__TASK LIST__:
1) List every action that the quoted reply in the mailing-list post on duplicity says duplicity performs.
2) Answer these questions from the mailing-list post on duplicity:
(a) What is the name of the mailing list?
(b) Whom does the writer thank in the opening line?
(c) According to the quoted reply, what determines whether a file is backed up as deleted or as is?
3) Decide whether each statement agrees with the mailing-list post on duplicity. Answer yes or no, and quote the words that decide it.
(a) The writer's understanding is that duplicity retrieves a separate file list for each folder.
(b) The quoted reply says duplicity skips any matching against in/exclusions.
(c) The writer asks whether a file that has gone missing could make duplicity fall over.

__SOURCE EXTRACT__:
-- start --

Re: Directory changes when mid-backup?

duplicity-talk mailing list
Thanks Edgar.

I think I understand - so duplicity walks over each folder, and
retrieves separate file lists for each folder in turn.  (Rather than
walking the whole nested directory structure and producing a single
structure of all files and directories in one go?).

So if there was a race condition where duplicity retrieves the list of
files in a folder, but then a delete sneaks in before each file is archived, will it
handle this, or will the surprise of the now missing file cause it to
fall over?

Thanks for the help and sorry for labouring the point :-)


edgar.soldin--- via Duplicity-talk writes:

> Phil,
>
> afair duplicity just iterates over the source folder, matches against in/exclusions and backs up what it finds. given that, it would depend on if the folder in which the file is located is processed already or not whether the file will be backed up as deleted or as is.

-- end --

Items from a data source:

-- start --

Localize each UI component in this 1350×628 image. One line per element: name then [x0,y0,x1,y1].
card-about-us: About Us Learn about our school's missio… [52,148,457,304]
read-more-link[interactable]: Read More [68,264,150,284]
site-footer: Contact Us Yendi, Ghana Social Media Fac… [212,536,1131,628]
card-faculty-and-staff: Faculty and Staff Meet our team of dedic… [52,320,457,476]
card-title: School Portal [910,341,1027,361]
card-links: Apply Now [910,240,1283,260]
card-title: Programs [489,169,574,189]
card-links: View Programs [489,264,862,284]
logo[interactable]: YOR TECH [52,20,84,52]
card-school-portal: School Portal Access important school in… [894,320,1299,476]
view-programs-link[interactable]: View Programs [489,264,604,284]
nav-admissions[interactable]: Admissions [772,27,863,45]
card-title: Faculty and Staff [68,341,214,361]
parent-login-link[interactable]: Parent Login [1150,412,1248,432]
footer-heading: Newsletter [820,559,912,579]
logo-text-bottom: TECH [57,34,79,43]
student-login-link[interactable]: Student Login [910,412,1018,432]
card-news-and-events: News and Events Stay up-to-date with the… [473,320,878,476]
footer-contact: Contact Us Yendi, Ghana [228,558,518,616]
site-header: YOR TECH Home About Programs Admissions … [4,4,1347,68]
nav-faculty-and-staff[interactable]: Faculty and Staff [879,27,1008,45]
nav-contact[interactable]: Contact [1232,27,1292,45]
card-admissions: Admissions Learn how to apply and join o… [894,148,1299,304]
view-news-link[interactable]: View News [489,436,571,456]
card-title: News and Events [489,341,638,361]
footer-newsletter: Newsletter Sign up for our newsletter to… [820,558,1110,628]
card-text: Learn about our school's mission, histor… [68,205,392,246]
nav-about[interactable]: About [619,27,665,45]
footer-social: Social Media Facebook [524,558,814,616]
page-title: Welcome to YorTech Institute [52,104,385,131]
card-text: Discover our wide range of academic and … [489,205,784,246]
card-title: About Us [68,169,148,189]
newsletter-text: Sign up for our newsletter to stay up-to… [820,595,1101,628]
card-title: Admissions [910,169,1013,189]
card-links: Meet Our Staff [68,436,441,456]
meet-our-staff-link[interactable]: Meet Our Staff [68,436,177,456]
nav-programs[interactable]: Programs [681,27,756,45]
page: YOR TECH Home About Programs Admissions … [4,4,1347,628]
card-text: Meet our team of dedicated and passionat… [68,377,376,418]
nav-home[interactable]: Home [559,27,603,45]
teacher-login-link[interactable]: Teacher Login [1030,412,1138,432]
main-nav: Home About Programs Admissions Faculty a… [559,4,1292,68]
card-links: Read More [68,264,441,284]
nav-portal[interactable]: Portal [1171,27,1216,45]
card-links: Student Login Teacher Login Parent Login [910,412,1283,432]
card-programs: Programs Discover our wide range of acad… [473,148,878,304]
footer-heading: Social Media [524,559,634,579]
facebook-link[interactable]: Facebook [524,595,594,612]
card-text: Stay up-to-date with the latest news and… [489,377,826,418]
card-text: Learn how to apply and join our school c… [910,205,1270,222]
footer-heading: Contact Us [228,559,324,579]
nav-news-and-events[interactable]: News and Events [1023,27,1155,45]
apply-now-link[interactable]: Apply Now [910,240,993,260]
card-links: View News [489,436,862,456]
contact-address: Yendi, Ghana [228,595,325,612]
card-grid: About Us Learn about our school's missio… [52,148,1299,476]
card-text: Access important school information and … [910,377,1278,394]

-- end --

__WRITTEN RESPONSES__:
1)
- Iterates over the source folder
- Matches against in/exclusions
- Backs up what it finds

2)
(a) duplicity-talk
(b) Edgar
(c) Whether the folder that holds the file has already been processed

3)
(a) Yes: "retrieves separate file lists for each folder in turn"
(b) No: "matches against in/exclusions"
(c) Yes: "the surprise of the now missing file"